PROMPT: Filter out everything except lines holding "JSON".

RECORD EXCERPTS:
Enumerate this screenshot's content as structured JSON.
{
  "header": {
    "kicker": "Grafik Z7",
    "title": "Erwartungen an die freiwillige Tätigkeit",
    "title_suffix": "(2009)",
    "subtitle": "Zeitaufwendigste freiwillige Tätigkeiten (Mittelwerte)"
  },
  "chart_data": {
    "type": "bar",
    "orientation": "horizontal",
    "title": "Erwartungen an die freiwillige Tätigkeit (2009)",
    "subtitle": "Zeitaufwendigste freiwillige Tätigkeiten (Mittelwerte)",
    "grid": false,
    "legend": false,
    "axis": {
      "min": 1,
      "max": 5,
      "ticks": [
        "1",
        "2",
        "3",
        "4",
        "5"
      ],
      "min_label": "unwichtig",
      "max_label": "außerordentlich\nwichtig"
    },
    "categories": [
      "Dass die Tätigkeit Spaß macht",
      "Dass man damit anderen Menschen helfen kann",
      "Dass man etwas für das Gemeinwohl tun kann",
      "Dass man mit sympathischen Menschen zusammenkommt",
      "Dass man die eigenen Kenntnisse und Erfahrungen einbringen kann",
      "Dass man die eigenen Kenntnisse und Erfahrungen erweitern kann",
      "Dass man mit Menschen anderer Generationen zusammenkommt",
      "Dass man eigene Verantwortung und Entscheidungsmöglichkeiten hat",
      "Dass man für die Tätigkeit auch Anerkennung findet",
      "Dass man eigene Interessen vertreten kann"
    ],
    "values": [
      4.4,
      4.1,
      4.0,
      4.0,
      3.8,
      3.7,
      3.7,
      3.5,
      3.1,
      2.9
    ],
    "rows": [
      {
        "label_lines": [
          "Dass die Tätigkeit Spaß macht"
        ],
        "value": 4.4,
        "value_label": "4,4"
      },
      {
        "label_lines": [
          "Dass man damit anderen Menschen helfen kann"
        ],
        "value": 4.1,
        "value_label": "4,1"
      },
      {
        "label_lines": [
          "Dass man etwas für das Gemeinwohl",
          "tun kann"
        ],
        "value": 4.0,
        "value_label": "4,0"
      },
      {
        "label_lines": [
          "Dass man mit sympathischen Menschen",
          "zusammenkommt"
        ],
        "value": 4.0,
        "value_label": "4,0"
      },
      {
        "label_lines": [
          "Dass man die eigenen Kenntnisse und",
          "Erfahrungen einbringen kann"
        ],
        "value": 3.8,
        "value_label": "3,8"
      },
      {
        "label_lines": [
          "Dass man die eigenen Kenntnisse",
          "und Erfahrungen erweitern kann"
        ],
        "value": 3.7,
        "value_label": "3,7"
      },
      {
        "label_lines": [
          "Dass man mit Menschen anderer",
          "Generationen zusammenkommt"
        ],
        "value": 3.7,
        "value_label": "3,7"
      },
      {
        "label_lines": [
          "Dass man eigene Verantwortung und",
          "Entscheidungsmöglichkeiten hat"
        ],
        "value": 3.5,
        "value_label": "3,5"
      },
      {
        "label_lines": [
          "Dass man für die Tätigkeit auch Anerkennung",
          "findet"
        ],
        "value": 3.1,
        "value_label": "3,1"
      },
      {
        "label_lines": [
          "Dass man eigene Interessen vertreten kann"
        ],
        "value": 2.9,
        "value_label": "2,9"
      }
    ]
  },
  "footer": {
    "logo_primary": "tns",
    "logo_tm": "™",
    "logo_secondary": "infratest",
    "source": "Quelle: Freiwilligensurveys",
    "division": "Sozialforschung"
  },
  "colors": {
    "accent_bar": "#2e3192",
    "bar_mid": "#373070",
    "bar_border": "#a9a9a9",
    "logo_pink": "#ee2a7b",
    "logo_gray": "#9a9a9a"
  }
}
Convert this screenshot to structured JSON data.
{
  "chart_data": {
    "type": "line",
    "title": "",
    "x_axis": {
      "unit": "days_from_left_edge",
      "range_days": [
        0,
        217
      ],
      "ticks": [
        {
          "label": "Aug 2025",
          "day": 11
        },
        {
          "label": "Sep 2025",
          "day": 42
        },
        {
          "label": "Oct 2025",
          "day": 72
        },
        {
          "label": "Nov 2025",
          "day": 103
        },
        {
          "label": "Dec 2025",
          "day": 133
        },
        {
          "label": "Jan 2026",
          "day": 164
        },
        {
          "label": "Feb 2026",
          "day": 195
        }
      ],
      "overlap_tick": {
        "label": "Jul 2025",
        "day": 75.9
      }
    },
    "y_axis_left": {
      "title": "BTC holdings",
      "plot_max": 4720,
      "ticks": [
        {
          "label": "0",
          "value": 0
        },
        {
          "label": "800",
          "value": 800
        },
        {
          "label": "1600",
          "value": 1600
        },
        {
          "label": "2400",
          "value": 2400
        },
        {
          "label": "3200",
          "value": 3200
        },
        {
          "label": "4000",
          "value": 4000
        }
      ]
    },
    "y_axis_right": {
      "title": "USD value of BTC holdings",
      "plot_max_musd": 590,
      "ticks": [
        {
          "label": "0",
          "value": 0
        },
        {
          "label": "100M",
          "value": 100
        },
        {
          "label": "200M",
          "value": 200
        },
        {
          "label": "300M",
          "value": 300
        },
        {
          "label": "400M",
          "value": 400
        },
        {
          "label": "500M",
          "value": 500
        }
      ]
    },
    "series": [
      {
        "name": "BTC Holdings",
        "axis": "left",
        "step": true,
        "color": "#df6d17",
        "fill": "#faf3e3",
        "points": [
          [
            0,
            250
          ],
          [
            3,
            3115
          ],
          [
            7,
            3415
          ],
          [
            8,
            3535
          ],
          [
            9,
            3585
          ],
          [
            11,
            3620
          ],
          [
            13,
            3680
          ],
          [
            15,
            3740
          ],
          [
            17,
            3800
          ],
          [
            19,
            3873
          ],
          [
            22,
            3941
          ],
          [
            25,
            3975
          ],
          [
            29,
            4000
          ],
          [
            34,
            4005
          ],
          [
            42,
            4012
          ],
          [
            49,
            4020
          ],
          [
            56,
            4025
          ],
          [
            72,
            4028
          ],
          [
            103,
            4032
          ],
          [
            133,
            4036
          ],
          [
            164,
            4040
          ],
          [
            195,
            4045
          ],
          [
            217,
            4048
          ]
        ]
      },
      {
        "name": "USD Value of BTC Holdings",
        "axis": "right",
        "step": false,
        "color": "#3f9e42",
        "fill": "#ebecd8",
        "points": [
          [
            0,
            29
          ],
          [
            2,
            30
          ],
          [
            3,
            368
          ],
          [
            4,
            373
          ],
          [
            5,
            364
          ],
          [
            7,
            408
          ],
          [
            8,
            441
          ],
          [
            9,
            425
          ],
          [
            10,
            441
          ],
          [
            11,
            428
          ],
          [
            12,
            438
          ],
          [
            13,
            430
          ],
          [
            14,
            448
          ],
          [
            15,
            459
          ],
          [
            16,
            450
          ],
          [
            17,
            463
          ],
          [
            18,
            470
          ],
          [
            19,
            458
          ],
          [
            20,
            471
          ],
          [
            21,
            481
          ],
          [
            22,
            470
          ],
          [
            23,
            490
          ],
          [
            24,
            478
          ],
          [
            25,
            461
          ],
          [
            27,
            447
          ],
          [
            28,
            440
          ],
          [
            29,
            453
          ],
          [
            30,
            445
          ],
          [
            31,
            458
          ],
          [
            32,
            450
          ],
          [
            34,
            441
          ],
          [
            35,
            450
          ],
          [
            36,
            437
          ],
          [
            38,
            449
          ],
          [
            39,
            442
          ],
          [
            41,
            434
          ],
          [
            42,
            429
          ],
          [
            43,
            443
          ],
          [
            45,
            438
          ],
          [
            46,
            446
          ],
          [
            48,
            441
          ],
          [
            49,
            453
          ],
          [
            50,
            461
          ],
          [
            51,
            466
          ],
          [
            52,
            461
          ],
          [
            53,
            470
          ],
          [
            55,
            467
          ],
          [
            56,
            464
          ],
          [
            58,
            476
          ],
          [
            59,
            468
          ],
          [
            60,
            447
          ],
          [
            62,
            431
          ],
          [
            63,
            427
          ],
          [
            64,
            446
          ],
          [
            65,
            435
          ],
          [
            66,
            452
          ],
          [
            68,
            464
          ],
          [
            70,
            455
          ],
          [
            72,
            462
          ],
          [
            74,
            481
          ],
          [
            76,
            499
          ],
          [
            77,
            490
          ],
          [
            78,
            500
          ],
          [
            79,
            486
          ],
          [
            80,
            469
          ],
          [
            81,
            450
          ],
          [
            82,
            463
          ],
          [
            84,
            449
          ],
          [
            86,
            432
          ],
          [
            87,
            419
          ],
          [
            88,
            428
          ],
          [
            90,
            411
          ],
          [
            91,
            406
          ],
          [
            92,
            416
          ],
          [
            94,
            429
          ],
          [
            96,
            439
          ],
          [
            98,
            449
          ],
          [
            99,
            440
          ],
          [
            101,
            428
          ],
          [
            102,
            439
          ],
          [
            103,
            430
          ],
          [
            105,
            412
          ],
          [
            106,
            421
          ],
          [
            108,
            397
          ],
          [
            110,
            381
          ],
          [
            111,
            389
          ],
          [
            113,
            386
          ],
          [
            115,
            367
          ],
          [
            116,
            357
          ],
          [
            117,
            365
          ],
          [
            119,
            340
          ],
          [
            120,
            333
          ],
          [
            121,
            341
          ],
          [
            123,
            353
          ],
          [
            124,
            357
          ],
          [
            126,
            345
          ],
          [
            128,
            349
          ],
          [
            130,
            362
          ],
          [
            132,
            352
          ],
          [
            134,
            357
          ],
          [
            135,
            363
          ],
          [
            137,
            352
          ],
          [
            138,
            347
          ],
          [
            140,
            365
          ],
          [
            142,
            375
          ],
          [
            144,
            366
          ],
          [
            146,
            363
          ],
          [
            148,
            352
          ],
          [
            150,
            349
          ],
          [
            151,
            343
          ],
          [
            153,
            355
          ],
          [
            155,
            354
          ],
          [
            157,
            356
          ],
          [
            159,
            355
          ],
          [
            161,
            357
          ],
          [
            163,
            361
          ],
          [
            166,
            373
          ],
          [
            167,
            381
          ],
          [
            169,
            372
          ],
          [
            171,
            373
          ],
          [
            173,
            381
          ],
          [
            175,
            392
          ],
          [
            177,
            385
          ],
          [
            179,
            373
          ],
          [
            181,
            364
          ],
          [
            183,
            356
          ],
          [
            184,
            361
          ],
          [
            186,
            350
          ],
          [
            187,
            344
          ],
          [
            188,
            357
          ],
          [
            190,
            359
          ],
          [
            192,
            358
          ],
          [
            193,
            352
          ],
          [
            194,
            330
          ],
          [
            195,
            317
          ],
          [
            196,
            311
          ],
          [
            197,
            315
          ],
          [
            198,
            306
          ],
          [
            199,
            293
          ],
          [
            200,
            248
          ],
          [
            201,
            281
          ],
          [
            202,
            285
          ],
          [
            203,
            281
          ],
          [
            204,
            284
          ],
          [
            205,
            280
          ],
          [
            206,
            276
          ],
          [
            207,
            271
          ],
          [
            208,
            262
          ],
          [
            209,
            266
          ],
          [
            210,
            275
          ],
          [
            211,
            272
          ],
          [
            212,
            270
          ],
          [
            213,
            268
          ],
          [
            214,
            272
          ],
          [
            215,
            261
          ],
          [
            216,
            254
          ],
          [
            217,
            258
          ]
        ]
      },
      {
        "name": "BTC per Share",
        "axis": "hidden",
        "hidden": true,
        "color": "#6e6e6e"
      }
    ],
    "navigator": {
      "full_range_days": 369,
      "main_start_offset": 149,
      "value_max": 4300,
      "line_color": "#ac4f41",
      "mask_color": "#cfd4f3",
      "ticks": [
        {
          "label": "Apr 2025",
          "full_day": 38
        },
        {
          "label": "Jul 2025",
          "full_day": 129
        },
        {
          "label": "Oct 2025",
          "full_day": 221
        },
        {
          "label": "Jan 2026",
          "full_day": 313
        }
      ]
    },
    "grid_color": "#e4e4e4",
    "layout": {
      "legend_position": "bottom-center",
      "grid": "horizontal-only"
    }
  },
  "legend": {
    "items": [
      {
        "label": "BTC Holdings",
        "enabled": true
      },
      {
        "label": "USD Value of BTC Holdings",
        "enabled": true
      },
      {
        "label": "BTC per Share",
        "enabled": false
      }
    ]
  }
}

FULL ANSWER:
Enumerate this screenshot's content as structured JSON.
Convert this screenshot to structured JSON data.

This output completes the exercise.